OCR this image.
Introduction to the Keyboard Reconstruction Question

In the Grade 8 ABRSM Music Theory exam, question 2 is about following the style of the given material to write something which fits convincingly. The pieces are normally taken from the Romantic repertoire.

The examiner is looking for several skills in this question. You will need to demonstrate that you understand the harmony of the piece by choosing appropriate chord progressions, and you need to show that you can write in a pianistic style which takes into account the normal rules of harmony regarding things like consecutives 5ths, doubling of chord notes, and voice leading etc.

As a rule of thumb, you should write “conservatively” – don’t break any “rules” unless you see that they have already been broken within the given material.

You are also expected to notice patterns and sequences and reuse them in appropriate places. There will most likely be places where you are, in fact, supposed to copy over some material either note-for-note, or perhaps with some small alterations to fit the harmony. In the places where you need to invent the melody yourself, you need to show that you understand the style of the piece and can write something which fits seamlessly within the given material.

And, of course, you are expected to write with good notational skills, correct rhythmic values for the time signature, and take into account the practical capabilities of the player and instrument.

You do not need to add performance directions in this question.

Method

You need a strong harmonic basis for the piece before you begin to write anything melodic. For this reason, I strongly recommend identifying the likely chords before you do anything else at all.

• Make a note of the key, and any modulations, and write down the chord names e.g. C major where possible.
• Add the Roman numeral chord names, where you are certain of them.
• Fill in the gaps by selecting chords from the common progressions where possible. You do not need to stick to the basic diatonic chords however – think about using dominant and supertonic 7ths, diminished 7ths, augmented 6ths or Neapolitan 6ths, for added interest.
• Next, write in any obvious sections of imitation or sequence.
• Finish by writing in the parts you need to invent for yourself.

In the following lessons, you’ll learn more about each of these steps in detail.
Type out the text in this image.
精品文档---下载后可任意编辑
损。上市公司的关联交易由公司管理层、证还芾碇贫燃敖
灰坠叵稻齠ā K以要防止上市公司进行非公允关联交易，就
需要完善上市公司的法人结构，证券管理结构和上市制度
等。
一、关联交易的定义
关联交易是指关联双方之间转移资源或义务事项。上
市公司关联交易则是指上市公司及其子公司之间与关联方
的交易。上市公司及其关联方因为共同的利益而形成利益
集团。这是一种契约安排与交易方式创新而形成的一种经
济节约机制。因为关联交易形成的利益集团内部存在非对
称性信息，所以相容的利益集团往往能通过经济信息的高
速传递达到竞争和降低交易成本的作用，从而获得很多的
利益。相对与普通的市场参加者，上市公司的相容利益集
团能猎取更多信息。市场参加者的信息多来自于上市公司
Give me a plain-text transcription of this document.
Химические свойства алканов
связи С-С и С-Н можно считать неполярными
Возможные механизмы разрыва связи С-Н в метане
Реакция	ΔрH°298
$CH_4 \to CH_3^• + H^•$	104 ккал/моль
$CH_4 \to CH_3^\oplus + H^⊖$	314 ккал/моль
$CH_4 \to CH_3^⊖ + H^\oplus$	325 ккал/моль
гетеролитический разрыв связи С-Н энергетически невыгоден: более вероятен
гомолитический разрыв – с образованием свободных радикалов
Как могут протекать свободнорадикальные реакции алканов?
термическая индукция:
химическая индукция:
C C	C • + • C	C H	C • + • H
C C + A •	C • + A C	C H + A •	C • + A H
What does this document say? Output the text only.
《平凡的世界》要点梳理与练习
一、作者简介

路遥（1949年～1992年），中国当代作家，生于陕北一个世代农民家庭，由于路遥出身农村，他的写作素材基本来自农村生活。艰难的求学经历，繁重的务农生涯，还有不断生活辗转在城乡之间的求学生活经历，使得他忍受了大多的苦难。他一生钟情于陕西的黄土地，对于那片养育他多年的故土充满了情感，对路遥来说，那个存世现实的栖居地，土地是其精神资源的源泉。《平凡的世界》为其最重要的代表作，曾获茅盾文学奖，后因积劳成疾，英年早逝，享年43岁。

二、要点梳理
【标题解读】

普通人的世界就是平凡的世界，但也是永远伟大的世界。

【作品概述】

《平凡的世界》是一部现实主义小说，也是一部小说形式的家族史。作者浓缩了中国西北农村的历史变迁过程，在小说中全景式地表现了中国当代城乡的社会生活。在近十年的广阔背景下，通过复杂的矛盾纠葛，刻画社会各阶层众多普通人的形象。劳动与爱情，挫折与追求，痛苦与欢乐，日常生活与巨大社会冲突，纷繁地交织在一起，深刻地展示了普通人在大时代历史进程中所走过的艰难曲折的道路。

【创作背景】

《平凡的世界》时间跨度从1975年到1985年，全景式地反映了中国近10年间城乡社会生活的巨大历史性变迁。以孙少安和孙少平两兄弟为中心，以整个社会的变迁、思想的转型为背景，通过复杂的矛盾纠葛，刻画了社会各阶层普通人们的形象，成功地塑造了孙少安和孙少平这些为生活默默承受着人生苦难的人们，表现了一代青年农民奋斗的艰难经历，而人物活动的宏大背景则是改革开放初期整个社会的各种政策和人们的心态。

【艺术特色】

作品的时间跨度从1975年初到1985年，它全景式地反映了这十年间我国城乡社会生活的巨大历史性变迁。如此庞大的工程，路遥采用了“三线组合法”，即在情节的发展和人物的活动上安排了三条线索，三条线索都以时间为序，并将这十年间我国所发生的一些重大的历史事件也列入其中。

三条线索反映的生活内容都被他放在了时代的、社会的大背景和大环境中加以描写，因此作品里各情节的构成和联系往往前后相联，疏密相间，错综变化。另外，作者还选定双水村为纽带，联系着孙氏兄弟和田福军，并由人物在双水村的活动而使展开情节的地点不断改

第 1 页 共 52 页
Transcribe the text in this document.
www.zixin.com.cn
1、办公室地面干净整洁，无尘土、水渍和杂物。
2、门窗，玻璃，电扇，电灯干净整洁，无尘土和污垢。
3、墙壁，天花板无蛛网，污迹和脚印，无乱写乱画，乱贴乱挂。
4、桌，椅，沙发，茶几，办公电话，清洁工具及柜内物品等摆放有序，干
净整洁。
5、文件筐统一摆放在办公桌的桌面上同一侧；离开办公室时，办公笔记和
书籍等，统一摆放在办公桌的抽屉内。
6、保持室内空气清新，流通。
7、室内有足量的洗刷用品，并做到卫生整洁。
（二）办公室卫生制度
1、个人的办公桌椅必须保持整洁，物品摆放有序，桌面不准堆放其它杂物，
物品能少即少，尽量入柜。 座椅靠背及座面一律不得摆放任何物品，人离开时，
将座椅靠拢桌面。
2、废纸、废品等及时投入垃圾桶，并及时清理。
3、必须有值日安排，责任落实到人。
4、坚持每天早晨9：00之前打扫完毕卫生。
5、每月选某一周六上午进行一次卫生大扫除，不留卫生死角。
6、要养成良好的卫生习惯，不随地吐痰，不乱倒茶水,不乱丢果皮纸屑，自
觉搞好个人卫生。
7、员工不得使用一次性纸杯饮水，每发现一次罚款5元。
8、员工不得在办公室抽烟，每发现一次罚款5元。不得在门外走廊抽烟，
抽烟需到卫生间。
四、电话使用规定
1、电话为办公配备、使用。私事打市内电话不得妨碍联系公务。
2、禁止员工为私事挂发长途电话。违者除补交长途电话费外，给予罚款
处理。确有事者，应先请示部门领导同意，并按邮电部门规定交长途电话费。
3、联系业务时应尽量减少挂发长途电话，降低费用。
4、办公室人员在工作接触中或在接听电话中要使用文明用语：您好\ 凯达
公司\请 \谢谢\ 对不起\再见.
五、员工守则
******************************
DIRECTIONS FOR THIS TASK
All of the data needs to be printed once more, exactly.

RESULT OF THE TASK
OCR this image.
Introduction to the Keyboard Reconstruction Question

In the Grade 8 ABRSM Music Theory exam, question 2 is about following the style of the given material to write something which fits convincingly. The pieces are normally taken from the Romantic repertoire.

The examiner is looking for several skills in this question. You will need to demonstrate that you understand the harmony of the piece by choosing appropriate chord progressions, and you need to show that you can write in a pianistic style which takes into account the normal rules of harmony regarding things like consecutives 5ths, doubling of chord notes, and voice leading etc.

As a rule of thumb, you should write “conservatively” – don’t break any “rules” unless you see that they have already been broken within the given material.

You are also expected to notice patterns and sequences and reuse them in appropriate places. There will most likely be places where you are, in fact, supposed to copy over some material either note-for-note, or perhaps with some small alterations to fit the harmony. In the places where you need to invent the melody yourself, you need to show that you understand the style of the piece and can write something which fits seamlessly within the given material.

And, of course, you are expected to write with good notational skills, correct rhythmic values for the time signature, and take into account the practical capabilities of the player and instrument.

You do not need to add performance directions in this question.

Method

You need a strong harmonic basis for the piece before you begin to write anything melodic. For this reason, I strongly recommend identifying the likely chords before you do anything else at all.

• Make a note of the key, and any modulations, and write down the chord names e.g. C major where possible.
• Add the Roman numeral chord names, where you are certain of them.
• Fill in the gaps by selecting chords from the common progressions where possible. You do not need to stick to the basic diatonic chords however – think about using dominant and supertonic 7ths, diminished 7ths, augmented 6ths or Neapolitan 6ths, for added interest.
• Next, write in any obvious sections of imitation or sequence.
• Finish by writing in the parts you need to invent for yourself.

In the following lessons, you’ll learn more about each of these steps in detail.
Type out the text in this image.
精品文档---下载后可任意编辑
损。上市公司的关联交易由公司管理层、证还芾碇贫燃敖
灰坠叵稻齠ā K以要防止上市公司进行非公允关联交易，就
需要完善上市公司的法人结构，证券管理结构和上市制度
等。
一、关联交易的定义
关联交易是指关联双方之间转移资源或义务事项。上
市公司关联交易则是指上市公司及其子公司之间与关联方
的交易。上市公司及其关联方因为共同的利益而形成利益
集团。这是一种契约安排与交易方式创新而形成的一种经
济节约机制。因为关联交易形成的利益集团内部存在非对
称性信息，所以相容的利益集团往往能通过经济信息的高
速传递达到竞争和降低交易成本的作用，从而获得很多的
利益。相对与普通的市场参加者，上市公司的相容利益集
团能猎取更多信息。市场参加者的信息多来自于上市公司
Give me a plain-text transcription of this document.
Химические свойства алканов
связи С-С и С-Н можно считать неполярными
Возможные механизмы разрыва связи С-Н в метане
Реакция	ΔрH°298
$CH_4 \to CH_3^• + H^•$	104 ккал/моль
$CH_4 \to CH_3^\oplus + H^⊖$	314 ккал/моль
$CH_4 \to CH_3^⊖ + H^\oplus$	325 ккал/моль
гетеролитический разрыв связи С-Н энергетически невыгоден: более вероятен
гомолитический разрыв – с образованием свободных радикалов
Как могут протекать свободнорадикальные реакции алканов?
термическая индукция:
химическая индукция:
C C	C • + • C	C H	C • + • H
C C + A •	C • + A C	C H + A •	C • + A H
What does this document say? Output the text only.
《平凡的世界》要点梳理与练习
一、作者简介

路遥（1949年～1992年），中国当代作家，生于陕北一个世代农民家庭，由于路遥出身农村，他的写作素材基本来自农村生活。艰难的求学经历，繁重的务农生涯，还有不断生活辗转在城乡之间的求学生活经历，使得他忍受了大多的苦难。他一生钟情于陕西的黄土地，对于那片养育他多年的故土充满了情感，对路遥来说，那个存世现实的栖居地，土地是其精神资源的源泉。《平凡的世界》为其最重要的代表作，曾获茅盾文学奖，后因积劳成疾，英年早逝，享年43岁。

二、要点梳理
【标题解读】

普通人的世界就是平凡的世界，但也是永远伟大的世界。

【作品概述】

《平凡的世界》是一部现实主义小说，也是一部小说形式的家族史。作者浓缩了中国西北农村的历史变迁过程，在小说中全景式地表现了中国当代城乡的社会生活。在近十年的广阔背景下，通过复杂的矛盾纠葛，刻画社会各阶层众多普通人的形象。劳动与爱情，挫折与追求，痛苦与欢乐，日常生活与巨大社会冲突，纷繁地交织在一起，深刻地展示了普通人在大时代历史进程中所走过的艰难曲折的道路。

【创作背景】

《平凡的世界》时间跨度从1975年到1985年，全景式地反映了中国近10年间城乡社会生活的巨大历史性变迁。以孙少安和孙少平两兄弟为中心，以整个社会的变迁、思想的转型为背景，通过复杂的矛盾纠葛，刻画了社会各阶层普通人们的形象，成功地塑造了孙少安和孙少平这些为生活默默承受着人生苦难的人们，表现了一代青年农民奋斗的艰难经历，而人物活动的宏大背景则是改革开放初期整个社会的各种政策和人们的心态。

【艺术特色】

作品的时间跨度从1975年初到1985年，它全景式地反映了这十年间我国城乡社会生活的巨大历史性变迁。如此庞大的工程，路遥采用了“三线组合法”，即在情节的发展和人物的活动上安排了三条线索，三条线索都以时间为序，并将这十年间我国所发生的一些重大的历史事件也列入其中。

三条线索反映的生活内容都被他放在了时代的、社会的大背景和大环境中加以描写，因此作品里各情节的构成和联系往往前后相联，疏密相间，错综变化。另外，作者还选定双水村为纽带，联系着孙氏兄弟和田福军，并由人物在双水村的活动而使展开情节的地点不断改

第 1 页 共 52 页
Transcribe the text in this document.
www.zixin.com.cn
1、办公室地面干净整洁，无尘土、水渍和杂物。
2、门窗，玻璃，电扇，电灯干净整洁，无尘土和污垢。
3、墙壁，天花板无蛛网，污迹和脚印，无乱写乱画，乱贴乱挂。
4、桌，椅，沙发，茶几，办公电话，清洁工具及柜内物品等摆放有序，干
净整洁。
5、文件筐统一摆放在办公桌的桌面上同一侧；离开办公室时，办公笔记和
书籍等，统一摆放在办公桌的抽屉内。
6、保持室内空气清新，流通。
7、室内有足量的洗刷用品，并做到卫生整洁。
（二）办公室卫生制度
1、个人的办公桌椅必须保持整洁，物品摆放有序，桌面不准堆放其它杂物，
物品能少即少，尽量入柜。 座椅靠背及座面一律不得摆放任何物品，人离开时，
将座椅靠拢桌面。
2、废纸、废品等及时投入垃圾桶，并及时清理。
3、必须有值日安排，责任落实到人。
4、坚持每天早晨9：00之前打扫完毕卫生。
5、每月选某一周六上午进行一次卫生大扫除，不留卫生死角。
6、要养成良好的卫生习惯，不随地吐痰，不乱倒茶水,不乱丢果皮纸屑，自
觉搞好个人卫生。
7、员工不得使用一次性纸杯饮水，每发现一次罚款5元。
8、员工不得在办公室抽烟，每发现一次罚款5元。不得在门外走廊抽烟，
抽烟需到卫生间。
四、电话使用规定
1、电话为办公配备、使用。私事打市内电话不得妨碍联系公务。
2、禁止员工为私事挂发长途电话。违者除补交长途电话费外，给予罚款
处理。确有事者，应先请示部门领导同意，并按邮电部门规定交长途电话费。
3、联系业务时应尽量减少挂发长途电话，降低费用。
4、办公室人员在工作接触中或在接听电话中要使用文明用语：您好\ 凯达
公司\请 \谢谢\ 对不起\再见.
五、员工守则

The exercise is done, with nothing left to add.